### Qué hacer
Copia completo el texto sobre la influencia de los padres en los niños, sin cambiar ni una palabra ni un signo de puntuación.

### Texto extraído

====

Los seres humanos han sido entrenados a lo largo de la evolución para ser muy sensibles al llanto de un bebé y así atender inmediatamente a sus necesidades. Sin darnos cuenta, hablamos con los bebés de forma más lenta, simplificada y con entonación muy variada, lo que les ayuda a descifrar el lenguaje, una tarea importante y difícil en sus dos primeros años” .

Y es que, a lo largo de la vida, la intervención es tan constante (y determinante) que el carácter y visión de los niños se ve influenciada de forma casi innegable por las creencias, hábitos, costumbres y entorno que sus padres han decidido crear para él o ella.

De la mano con lo que menciona el ICBF en su texto de “Proceso promoción y prevención, guía de formación y acompañamiento a familias. Modalidad familiar”, se puede entender que los niños terminan siendo el reflejo emocional, social, económico y cultural de lo que sus cuidadores tienen a su alcance, conocen y quieren transmitirles.

====

### Los datos
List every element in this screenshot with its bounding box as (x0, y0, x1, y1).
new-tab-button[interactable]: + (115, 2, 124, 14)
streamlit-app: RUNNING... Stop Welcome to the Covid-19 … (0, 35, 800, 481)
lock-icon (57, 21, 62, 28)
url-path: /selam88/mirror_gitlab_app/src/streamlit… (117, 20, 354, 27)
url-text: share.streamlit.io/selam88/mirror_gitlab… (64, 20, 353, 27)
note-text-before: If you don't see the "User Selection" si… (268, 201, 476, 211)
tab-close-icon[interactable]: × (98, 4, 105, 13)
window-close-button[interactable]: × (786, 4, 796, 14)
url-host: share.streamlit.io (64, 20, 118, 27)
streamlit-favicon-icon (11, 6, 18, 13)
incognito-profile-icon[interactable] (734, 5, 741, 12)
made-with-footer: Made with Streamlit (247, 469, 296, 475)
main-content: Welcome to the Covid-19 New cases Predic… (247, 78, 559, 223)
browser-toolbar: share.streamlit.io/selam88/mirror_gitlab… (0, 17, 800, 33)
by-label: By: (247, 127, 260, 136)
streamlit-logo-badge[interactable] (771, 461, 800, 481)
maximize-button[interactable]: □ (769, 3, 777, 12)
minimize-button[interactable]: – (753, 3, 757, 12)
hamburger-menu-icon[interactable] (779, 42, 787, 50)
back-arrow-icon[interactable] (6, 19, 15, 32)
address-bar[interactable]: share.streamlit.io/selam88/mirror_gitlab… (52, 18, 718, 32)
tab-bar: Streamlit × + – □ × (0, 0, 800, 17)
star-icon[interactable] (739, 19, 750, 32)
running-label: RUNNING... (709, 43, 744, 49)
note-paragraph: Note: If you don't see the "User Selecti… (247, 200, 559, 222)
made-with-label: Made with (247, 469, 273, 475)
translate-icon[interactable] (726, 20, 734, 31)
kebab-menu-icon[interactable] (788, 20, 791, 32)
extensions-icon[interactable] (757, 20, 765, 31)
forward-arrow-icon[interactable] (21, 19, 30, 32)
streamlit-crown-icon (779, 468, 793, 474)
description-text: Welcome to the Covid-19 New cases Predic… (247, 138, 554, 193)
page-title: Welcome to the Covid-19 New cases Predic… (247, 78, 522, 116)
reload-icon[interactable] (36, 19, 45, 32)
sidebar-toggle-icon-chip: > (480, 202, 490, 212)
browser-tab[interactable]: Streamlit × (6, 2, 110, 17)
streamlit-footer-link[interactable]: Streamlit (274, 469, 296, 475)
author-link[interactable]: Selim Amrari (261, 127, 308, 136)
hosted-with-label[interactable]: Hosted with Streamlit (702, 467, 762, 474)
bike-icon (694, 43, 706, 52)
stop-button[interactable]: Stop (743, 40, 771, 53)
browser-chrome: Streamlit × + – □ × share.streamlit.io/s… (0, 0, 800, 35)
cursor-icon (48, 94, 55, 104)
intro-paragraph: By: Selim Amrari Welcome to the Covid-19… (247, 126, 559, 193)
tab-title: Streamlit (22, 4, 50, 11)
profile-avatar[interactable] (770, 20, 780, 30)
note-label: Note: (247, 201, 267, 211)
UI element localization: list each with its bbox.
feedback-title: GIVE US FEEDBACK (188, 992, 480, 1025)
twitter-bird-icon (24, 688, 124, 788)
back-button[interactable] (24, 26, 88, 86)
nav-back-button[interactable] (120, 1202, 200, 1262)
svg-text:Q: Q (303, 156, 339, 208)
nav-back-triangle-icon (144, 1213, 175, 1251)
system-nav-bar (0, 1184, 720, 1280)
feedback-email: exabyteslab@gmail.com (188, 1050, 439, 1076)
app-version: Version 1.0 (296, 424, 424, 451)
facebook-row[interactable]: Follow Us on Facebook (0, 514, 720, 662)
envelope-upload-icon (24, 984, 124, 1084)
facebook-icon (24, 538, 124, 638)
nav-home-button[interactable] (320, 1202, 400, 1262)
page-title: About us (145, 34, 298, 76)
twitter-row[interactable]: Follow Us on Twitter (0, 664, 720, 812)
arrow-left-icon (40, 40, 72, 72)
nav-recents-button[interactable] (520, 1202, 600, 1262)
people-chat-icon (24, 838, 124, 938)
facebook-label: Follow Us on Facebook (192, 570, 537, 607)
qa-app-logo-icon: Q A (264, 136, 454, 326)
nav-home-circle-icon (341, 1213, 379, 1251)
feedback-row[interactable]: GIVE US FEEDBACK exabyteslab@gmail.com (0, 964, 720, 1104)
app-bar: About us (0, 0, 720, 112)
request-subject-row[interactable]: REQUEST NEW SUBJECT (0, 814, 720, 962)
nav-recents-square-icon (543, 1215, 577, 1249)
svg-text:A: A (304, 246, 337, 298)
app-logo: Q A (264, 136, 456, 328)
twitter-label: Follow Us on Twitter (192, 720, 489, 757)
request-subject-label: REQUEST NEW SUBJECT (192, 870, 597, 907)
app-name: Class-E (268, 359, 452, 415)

====

### Resultado esperado
Los seres humanos han sido entrenados a lo largo de la evolución para ser muy sensibles al llanto de un bebé y así atender inmediatamente a sus necesidades. Sin darnos cuenta, hablamos con los bebés de forma más lenta, simplificada y con entonación muy variada, lo que les ayuda a descifrar el lenguaje, una tarea importante y difícil en sus dos primeros años” .

Y es que, a lo largo de la vida, la intervención es tan constante (y determinante) que el carácter y visión de los niños se ve influenciada de forma casi innegable por las creencias, hábitos, costumbres y entorno que sus padres han decidido crear para él o ella.

De la mano con lo que menciona el ICBF en su texto de “Proceso promoción y prevención, guía de formación y acompañamiento a familias. Modalidad familiar”, se puede entender que los niños terminan siendo el reflejo emocional, social, económico y cultural de lo que sus cuidadores tienen a su alcance, conocen y quieren transmitirles.